— Start of Material for this exercise —
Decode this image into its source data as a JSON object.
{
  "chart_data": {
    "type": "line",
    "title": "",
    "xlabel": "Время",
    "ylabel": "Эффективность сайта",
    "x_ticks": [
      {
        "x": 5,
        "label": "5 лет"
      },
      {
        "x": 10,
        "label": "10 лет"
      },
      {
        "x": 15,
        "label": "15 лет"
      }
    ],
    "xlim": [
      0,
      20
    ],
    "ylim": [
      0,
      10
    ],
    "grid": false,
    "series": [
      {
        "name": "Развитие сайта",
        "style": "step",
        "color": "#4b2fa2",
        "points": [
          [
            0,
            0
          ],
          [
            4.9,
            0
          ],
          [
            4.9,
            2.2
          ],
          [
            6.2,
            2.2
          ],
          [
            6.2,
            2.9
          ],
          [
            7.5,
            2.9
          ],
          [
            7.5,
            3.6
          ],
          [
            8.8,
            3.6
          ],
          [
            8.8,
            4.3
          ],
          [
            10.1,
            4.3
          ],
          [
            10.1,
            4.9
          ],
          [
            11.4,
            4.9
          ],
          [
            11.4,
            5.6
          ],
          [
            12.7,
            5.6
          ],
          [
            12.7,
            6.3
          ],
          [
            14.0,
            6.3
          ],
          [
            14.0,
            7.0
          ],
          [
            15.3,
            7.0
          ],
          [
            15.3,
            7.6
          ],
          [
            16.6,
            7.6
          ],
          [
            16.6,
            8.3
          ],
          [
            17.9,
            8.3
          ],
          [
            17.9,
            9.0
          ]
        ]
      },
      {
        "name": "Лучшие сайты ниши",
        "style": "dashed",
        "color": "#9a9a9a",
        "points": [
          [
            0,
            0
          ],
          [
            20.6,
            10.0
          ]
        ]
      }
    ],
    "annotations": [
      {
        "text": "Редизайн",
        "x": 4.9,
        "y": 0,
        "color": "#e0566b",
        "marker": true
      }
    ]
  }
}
— End of Material for this exercise —
- **Problem to solve**: Collect from the data above every line that includes "color".

- **Task result**:
        "color": "#4b2fa2",
        "color": "#9a9a9a",
        "color": "#e0566b",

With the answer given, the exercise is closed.